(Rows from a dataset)
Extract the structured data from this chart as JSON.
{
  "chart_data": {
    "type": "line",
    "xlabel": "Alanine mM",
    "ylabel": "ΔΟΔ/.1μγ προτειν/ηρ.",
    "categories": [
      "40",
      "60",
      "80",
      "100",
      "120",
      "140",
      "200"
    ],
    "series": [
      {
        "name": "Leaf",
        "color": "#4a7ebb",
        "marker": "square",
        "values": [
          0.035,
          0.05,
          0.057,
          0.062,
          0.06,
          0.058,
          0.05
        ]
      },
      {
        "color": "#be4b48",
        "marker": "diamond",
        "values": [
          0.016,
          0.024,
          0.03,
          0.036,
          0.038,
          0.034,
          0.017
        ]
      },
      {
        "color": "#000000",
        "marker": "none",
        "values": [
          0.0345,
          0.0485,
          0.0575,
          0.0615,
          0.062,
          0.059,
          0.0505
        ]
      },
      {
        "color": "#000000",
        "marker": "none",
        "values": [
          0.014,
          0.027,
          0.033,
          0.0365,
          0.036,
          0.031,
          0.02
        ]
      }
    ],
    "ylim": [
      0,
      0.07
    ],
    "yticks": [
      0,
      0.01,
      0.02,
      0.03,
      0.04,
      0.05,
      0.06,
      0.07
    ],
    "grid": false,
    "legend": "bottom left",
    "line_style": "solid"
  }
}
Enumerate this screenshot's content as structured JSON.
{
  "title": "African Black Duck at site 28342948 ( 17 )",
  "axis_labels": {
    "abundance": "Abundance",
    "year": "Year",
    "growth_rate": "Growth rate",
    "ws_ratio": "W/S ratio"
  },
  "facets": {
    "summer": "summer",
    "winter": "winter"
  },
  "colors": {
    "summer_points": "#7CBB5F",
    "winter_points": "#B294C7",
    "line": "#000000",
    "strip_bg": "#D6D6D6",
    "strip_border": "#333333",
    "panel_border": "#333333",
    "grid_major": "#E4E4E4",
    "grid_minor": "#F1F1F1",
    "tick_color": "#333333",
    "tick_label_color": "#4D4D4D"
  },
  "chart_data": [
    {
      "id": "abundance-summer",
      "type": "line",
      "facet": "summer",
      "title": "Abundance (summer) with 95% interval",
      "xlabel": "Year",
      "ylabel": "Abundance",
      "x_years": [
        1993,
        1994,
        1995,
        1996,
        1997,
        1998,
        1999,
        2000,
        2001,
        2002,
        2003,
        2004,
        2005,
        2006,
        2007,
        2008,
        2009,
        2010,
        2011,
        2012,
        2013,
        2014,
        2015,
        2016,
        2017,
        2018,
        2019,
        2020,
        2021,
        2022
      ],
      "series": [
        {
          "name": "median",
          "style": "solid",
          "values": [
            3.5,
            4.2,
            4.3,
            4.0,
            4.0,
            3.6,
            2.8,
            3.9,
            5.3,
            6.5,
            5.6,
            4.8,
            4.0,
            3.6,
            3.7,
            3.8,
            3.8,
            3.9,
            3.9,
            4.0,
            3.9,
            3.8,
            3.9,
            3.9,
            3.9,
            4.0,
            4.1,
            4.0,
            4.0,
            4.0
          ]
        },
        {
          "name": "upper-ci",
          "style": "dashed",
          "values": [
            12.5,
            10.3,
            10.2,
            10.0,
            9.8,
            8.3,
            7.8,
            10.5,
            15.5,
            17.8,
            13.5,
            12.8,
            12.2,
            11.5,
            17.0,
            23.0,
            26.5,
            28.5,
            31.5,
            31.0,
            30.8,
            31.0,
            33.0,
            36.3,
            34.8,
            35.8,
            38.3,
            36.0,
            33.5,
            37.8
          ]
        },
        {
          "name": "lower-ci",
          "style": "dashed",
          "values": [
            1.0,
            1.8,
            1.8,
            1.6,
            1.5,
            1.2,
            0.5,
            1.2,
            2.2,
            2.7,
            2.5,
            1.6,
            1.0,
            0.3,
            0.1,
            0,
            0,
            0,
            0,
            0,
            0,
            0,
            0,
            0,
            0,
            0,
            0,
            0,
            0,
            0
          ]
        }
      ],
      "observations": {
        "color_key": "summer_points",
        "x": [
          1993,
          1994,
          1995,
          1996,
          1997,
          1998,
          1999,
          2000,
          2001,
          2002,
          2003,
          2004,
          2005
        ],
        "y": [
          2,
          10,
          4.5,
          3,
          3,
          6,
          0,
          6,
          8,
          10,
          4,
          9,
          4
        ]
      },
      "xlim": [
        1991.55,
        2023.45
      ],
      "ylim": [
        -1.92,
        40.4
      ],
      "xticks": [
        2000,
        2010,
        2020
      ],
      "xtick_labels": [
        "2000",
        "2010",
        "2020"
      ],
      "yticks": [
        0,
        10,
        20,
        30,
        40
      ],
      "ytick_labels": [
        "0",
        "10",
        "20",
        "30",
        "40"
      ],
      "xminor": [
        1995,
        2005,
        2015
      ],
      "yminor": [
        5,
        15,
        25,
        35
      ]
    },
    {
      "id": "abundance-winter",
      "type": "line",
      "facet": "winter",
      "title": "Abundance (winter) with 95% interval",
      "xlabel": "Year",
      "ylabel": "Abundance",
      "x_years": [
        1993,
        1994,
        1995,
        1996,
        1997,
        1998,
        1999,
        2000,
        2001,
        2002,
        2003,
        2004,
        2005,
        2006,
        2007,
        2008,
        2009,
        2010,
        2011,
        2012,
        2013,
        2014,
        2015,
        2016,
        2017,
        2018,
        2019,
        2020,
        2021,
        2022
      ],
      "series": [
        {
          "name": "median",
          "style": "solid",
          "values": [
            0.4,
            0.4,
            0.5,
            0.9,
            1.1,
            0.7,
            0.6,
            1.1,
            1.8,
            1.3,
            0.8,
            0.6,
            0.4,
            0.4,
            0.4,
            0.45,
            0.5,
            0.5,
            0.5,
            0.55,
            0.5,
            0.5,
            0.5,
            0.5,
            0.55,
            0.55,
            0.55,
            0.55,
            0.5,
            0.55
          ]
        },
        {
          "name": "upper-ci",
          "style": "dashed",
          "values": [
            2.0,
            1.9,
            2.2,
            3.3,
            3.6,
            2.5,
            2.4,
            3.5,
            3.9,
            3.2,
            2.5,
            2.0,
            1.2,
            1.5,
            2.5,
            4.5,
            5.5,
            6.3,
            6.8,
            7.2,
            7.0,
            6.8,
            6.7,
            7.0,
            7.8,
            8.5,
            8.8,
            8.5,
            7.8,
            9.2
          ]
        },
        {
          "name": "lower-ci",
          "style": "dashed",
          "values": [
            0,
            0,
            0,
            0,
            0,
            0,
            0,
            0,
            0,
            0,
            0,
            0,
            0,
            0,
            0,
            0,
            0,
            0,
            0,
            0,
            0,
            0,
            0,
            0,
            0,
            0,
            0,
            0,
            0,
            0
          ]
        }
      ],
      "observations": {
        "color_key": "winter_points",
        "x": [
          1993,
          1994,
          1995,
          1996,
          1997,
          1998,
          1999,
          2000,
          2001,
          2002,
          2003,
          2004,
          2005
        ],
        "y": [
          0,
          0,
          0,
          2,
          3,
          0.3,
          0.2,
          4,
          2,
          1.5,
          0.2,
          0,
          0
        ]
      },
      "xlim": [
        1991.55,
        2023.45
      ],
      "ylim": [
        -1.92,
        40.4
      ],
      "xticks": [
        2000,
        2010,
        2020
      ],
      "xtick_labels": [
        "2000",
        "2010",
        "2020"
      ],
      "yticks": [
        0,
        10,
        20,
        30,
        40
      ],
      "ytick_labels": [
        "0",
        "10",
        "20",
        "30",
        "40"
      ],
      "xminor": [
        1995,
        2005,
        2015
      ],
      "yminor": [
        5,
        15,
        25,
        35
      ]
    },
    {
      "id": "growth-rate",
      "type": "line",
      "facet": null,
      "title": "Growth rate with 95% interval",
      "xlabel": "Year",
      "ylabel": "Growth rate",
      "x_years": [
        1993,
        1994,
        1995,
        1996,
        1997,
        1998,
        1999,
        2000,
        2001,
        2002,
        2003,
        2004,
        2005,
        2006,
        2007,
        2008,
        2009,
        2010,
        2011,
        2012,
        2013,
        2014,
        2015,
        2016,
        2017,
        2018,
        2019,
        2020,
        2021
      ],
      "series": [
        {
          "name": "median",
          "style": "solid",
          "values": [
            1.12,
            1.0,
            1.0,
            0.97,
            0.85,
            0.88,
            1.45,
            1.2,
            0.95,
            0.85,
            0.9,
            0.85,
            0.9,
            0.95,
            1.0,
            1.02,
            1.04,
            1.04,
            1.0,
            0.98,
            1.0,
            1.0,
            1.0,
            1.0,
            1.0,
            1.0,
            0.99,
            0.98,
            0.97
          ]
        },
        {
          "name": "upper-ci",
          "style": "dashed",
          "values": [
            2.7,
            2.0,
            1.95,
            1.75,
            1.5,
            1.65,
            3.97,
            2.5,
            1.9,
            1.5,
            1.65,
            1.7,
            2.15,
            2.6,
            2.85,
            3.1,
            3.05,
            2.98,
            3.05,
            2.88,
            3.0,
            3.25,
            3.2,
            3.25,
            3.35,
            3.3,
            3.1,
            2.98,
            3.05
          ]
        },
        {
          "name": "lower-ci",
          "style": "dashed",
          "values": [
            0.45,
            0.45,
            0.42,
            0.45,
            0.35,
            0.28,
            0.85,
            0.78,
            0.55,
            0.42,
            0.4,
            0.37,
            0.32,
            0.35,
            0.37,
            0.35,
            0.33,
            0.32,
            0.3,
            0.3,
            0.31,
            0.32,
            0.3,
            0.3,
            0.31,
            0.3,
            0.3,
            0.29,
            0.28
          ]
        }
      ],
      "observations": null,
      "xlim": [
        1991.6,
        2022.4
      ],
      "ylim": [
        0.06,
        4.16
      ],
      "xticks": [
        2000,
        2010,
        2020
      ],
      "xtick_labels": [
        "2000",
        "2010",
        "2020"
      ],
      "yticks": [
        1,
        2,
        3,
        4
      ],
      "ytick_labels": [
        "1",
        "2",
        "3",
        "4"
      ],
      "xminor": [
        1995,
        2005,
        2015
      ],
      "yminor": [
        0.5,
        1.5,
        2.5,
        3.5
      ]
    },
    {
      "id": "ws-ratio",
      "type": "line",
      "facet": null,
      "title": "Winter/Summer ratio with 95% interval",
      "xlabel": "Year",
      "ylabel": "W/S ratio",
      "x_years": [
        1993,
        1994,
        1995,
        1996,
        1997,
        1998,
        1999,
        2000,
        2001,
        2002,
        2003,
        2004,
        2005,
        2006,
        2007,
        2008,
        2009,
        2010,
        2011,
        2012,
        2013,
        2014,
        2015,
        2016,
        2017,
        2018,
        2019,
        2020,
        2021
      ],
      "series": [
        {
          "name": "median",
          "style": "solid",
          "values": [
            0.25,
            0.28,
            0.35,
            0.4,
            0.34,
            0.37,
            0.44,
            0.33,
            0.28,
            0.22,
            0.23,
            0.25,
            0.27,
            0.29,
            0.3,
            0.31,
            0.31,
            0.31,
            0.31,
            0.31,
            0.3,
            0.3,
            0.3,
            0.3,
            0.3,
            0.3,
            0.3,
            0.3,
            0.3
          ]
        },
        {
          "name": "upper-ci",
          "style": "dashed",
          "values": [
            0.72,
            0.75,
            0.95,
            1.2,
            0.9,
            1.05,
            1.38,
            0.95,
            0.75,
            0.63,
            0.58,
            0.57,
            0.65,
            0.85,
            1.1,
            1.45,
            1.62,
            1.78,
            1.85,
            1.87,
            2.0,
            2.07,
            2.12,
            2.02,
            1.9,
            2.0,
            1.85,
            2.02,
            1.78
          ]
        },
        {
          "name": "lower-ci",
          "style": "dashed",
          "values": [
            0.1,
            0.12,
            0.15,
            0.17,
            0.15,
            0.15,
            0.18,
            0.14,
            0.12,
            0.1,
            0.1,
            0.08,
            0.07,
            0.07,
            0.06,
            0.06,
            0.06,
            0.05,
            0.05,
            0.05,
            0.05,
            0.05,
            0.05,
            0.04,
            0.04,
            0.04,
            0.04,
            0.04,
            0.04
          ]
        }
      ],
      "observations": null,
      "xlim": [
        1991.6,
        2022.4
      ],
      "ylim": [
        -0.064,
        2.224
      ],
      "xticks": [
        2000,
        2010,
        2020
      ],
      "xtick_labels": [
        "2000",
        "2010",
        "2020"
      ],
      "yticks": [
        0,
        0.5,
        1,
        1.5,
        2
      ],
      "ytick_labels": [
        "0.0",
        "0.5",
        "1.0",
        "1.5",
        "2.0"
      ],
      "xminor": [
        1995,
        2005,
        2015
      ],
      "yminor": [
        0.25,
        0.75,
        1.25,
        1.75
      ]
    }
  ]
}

- _Set problem_
Read through the data and copy every line where "with" shows up.

- _Problem solution_
      "title": "Abundance (summer) with 95% interval",
      "title": "Abundance (winter) with 95% interval",
      "title": "Growth rate with 95% interval",
      "title": "Winter/Summer ratio with 95% interval",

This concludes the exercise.